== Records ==
(begin)

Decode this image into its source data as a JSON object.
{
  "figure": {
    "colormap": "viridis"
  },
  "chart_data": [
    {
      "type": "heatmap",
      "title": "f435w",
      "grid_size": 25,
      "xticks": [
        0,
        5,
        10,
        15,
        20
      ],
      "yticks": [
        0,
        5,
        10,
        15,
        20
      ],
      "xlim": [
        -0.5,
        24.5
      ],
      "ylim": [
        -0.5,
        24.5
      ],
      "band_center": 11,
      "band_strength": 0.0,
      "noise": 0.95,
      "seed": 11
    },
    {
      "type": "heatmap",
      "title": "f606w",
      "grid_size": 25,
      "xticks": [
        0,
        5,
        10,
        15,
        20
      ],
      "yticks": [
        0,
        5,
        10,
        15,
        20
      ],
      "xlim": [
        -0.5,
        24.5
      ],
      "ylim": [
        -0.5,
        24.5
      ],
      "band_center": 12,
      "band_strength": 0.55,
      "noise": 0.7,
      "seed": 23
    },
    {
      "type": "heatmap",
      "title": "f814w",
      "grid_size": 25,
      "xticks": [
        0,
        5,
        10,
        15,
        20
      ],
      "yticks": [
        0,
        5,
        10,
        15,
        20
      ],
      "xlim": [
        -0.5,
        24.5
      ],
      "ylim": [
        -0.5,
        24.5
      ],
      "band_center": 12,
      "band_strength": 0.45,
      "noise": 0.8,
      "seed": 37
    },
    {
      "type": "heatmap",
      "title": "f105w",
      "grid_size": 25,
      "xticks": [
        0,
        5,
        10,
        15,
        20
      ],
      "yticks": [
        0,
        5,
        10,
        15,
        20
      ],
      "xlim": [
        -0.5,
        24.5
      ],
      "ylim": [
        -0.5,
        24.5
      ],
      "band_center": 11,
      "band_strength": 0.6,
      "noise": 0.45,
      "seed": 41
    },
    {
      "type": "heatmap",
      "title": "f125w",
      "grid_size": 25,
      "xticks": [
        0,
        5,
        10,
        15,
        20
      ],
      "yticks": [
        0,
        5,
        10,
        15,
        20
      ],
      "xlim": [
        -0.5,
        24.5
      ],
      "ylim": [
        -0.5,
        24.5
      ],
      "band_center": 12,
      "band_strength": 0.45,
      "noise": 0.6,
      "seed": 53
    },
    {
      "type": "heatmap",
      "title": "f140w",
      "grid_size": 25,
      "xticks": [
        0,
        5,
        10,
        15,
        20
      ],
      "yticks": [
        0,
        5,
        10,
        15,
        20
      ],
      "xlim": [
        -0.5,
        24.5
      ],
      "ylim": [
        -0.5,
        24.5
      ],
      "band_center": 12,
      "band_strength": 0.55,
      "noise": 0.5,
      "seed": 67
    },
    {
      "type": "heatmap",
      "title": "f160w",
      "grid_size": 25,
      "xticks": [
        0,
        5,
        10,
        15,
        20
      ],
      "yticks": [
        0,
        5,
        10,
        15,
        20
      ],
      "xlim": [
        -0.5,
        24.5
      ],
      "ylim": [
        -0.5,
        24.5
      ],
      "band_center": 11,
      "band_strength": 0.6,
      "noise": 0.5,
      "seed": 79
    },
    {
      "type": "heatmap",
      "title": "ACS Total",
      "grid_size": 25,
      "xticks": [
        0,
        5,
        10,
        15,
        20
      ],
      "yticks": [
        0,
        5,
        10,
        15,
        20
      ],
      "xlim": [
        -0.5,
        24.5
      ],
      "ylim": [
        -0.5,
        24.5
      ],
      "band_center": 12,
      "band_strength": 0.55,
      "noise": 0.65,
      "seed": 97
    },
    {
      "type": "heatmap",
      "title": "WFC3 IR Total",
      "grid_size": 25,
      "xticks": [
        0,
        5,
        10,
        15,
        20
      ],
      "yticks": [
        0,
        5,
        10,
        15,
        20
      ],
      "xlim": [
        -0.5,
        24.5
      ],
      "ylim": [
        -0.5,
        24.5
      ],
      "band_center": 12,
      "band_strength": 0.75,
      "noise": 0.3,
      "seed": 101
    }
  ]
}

(end)

== Required work ==
Copy each line of the data exactly, leaving nothing out.

== Solution for this exercise ==
Decode this image into its source data as a JSON object.
{
  "figure": {
    "colormap": "viridis"
  },
  "chart_data": [
    {
      "type": "heatmap",
      "title": "f435w",
      "grid_size": 25,
      "xticks": [
        0,
        5,
        10,
        15,
        20
      ],
      "yticks": [
        0,
        5,
        10,
        15,
        20
      ],
      "xlim": [
        -0.5,
        24.5
      ],
      "ylim": [
        -0.5,
        24.5
      ],
      "band_center": 11,
      "band_strength": 0.0,
      "noise": 0.95,
      "seed": 11
    },
    {
      "type": "heatmap",
      "title": "f606w",
      "grid_size": 25,
      "xticks": [
        0,
        5,
        10,
        15,
        20
      ],
      "yticks": [
        0,
        5,
        10,
        15,
        20
      ],
      "xlim": [
        -0.5,
        24.5
      ],
      "ylim": [
        -0.5,
        24.5
      ],
      "band_center": 12,
      "band_strength": 0.55,
      "noise": 0.7,
      "seed": 23
    },
    {
      "type": "heatmap",
      "title": "f814w",
      "grid_size": 25,
      "xticks": [
        0,
        5,
        10,
        15,
        20
      ],
      "yticks": [
        0,
        5,
        10,
        15,
        20
      ],
      "xlim": [
        -0.5,
        24.5
      ],
      "ylim": [
        -0.5,
        24.5
      ],
      "band_center": 12,
      "band_strength": 0.45,
      "noise": 0.8,
      "seed": 37
    },
    {
      "type": "heatmap",
      "title": "f105w",
      "grid_size": 25,
      "xticks": [
        0,
        5,
        10,
        15,
        20
      ],
      "yticks": [
        0,
        5,
        10,
        15,
        20
      ],
      "xlim": [
        -0.5,
        24.5
      ],
      "ylim": [
        -0.5,
        24.5
      ],
      "band_center": 11,
      "band_strength": 0.6,
      "noise": 0.45,
      "seed": 41
    },
    {
      "type": "heatmap",
      "title": "f125w",
      "grid_size": 25,
      "xticks": [
        0,
        5,
        10,
        15,
        20
      ],
      "yticks": [
        0,
        5,
        10,
        15,
        20
      ],
      "xlim": [
        -0.5,
        24.5
      ],
      "ylim": [
        -0.5,
        24.5
      ],
      "band_center": 12,
      "band_strength": 0.45,
      "noise": 0.6,
      "seed": 53
    },
    {
      "type": "heatmap",
      "title": "f140w",
      "grid_size": 25,
      "xticks": [
        0,
        5,
        10,
        15,
        20
      ],
      "yticks": [
        0,
        5,
        10,
        15,
        20
      ],
      "xlim": [
        -0.5,
        24.5
      ],
      "ylim": [
        -0.5,
        24.5
      ],
      "band_center": 12,
      "band_strength": 0.55,
      "noise": 0.5,
      "seed": 67
    },
    {
      "type": "heatmap",
      "title": "f160w",
      "grid_size": 25,
      "xticks": [
        0,
        5,
        10,
        15,
        20
      ],
      "yticks": [
        0,
        5,
        10,
        15,
        20
      ],
      "xlim": [
        -0.5,
        24.5
      ],
      "ylim": [
        -0.5,
        24.5
      ],
      "band_center": 11,
      "band_strength": 0.6,
      "noise": 0.5,
      "seed": 79
    },
    {
      "type": "heatmap",
      "title": "ACS Total",
      "grid_size": 25,
      "xticks": [
        0,
        5,
        10,
        15,
        20
      ],
      "yticks": [
        0,
        5,
        10,
        15,
        20
      ],
      "xlim": [
        -0.5,
        24.5
      ],
      "ylim": [
        -0.5,
        24.5
      ],
      "band_center": 12,
      "band_strength": 0.55,
      "noise": 0.65,
      "seed": 97
    },
    {
      "type": "heatmap",
      "title": "WFC3 IR Total",
      "grid_size": 25,
      "xticks": [
        0,
        5,
        10,
        15,
        20
      ],
      "yticks": [
        0,
        5,
        10,
        15,
        20
      ],
      "xlim": [
        -0.5,
        24.5
      ],
      "ylim": [
        -0.5,
        24.5
      ],
      "band_center": 12,
      "band_strength": 0.75,
      "noise": 0.3,
      "seed": 101
    }
  ]
}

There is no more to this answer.